▶ **Problem statement**
Gather up the lines with the word "一日公庫" in them.

▶ **Data records**
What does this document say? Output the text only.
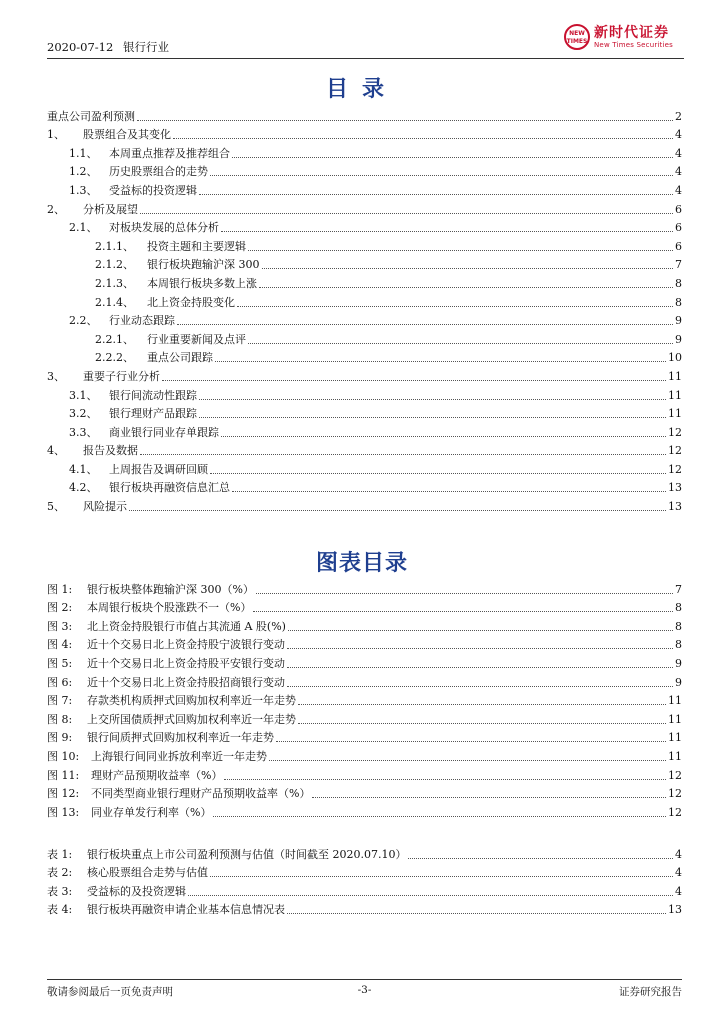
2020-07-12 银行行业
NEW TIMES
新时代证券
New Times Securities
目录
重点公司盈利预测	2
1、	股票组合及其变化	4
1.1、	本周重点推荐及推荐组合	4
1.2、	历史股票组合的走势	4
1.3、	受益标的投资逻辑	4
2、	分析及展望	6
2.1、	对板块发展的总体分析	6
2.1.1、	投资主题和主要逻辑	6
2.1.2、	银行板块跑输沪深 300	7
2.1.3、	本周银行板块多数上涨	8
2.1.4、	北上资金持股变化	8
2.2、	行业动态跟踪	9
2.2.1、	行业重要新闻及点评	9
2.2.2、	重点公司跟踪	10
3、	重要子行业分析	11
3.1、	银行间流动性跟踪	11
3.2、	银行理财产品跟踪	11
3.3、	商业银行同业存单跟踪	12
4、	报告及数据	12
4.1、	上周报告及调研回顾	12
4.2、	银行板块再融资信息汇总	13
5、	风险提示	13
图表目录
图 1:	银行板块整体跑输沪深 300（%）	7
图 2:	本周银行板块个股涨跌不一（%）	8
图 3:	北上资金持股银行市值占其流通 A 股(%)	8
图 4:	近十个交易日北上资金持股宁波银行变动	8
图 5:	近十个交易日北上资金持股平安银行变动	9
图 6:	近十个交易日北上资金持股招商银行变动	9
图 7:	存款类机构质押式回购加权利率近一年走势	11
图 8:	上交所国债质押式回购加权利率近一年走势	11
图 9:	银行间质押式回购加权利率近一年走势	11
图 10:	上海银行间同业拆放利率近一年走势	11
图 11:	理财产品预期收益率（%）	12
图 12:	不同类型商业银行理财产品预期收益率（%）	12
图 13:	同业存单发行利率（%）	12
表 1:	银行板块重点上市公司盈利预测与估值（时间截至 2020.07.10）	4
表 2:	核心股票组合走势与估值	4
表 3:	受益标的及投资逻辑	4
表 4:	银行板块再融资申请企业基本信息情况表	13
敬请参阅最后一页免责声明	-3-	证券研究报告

---

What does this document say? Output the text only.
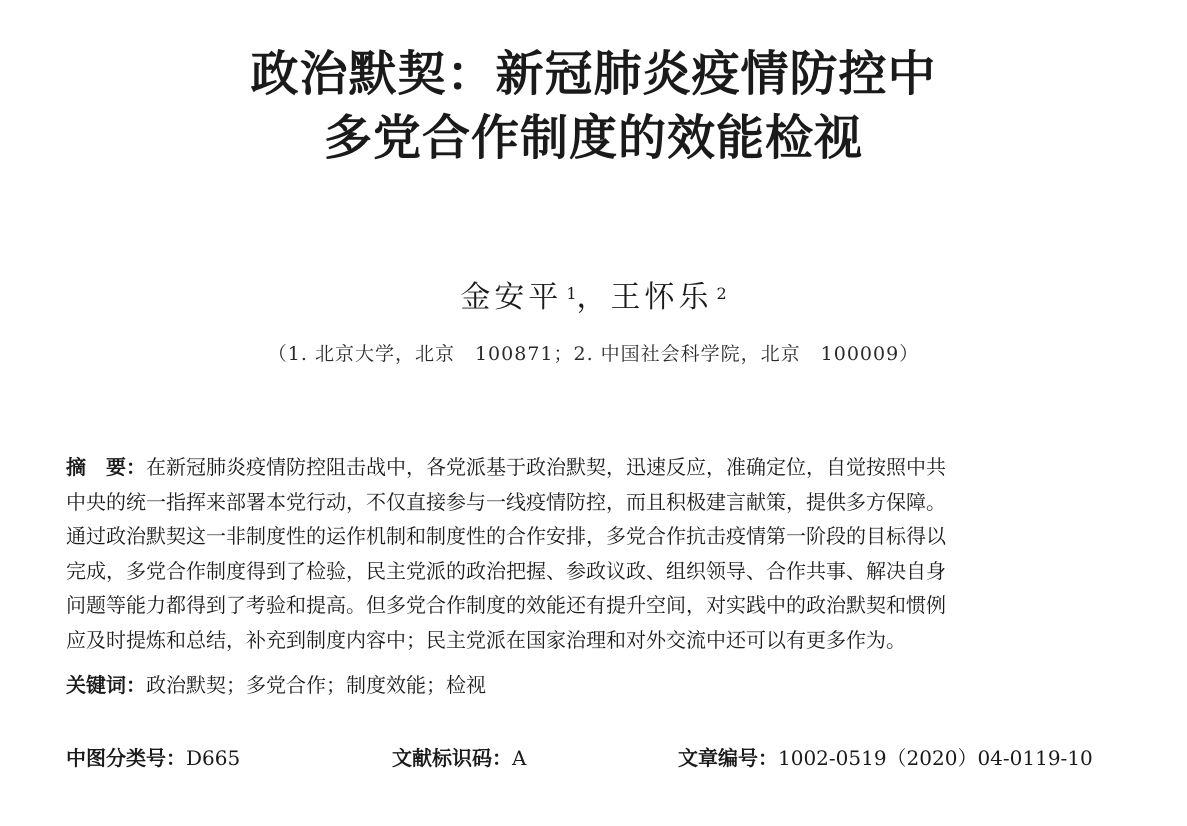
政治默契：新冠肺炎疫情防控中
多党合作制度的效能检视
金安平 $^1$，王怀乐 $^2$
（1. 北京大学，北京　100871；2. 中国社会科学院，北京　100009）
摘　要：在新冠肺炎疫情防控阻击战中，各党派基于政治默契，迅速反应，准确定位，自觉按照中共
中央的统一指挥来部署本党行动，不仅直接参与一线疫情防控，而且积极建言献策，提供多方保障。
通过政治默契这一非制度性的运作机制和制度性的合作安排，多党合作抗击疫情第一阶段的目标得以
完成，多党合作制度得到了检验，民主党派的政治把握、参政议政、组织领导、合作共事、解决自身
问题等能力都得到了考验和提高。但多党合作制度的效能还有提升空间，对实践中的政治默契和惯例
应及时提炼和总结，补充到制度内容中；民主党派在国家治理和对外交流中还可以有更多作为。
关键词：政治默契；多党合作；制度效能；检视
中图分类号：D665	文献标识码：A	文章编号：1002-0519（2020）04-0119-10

* * *

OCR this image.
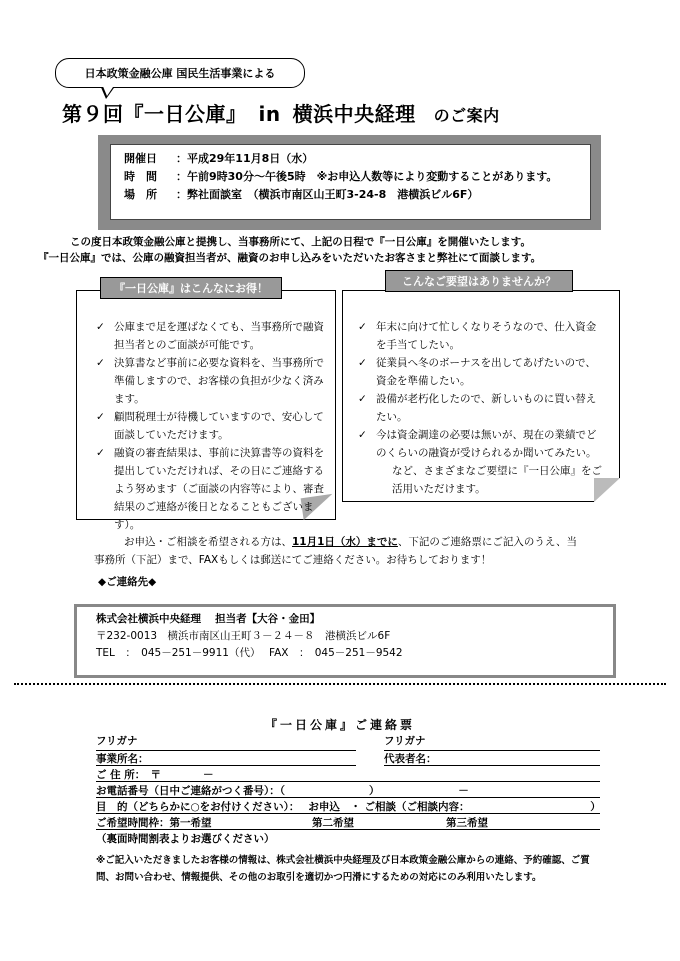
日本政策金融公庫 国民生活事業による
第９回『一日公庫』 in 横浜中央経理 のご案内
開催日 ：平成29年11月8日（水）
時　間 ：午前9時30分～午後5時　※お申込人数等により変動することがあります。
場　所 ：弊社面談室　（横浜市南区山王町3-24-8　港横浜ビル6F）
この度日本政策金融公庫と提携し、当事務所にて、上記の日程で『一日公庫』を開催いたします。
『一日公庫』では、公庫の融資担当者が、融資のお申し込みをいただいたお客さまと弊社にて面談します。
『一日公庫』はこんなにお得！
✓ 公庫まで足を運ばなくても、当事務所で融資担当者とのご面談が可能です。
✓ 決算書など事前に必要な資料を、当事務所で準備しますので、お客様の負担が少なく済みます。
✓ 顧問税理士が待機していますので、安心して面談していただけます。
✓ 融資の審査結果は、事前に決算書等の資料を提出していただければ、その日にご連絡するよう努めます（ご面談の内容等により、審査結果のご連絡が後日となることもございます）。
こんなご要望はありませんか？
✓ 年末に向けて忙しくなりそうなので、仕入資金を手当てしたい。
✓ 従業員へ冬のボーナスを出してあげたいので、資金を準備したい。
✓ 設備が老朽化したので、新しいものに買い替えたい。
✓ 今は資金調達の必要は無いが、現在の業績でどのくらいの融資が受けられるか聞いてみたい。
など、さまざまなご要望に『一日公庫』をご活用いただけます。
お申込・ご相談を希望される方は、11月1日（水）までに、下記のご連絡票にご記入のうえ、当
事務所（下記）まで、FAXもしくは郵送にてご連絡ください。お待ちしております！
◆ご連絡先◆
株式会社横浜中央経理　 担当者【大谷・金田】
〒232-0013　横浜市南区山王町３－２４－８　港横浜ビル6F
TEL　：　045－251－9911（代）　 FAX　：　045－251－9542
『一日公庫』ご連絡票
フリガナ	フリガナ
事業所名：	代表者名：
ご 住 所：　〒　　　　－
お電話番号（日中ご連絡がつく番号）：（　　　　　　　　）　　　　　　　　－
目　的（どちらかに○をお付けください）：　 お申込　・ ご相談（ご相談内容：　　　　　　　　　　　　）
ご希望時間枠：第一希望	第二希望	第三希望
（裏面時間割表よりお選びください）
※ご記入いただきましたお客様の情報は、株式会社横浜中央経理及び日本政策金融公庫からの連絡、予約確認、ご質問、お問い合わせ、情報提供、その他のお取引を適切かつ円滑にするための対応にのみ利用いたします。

▶ **Correct output**
第９回『一日公庫』 in 横浜中央経理 のご案内
この度日本政策金融公庫と提携し、当事務所にて、上記の日程で『一日公庫』を開催いたします。
『一日公庫』では、公庫の融資担当者が、融資のお申し込みをいただいたお客さまと弊社にて面談します。
『一日公庫』はこんなにお得！
など、さまざまなご要望に『一日公庫』をご活用いただけます。
『一日公庫』ご連絡票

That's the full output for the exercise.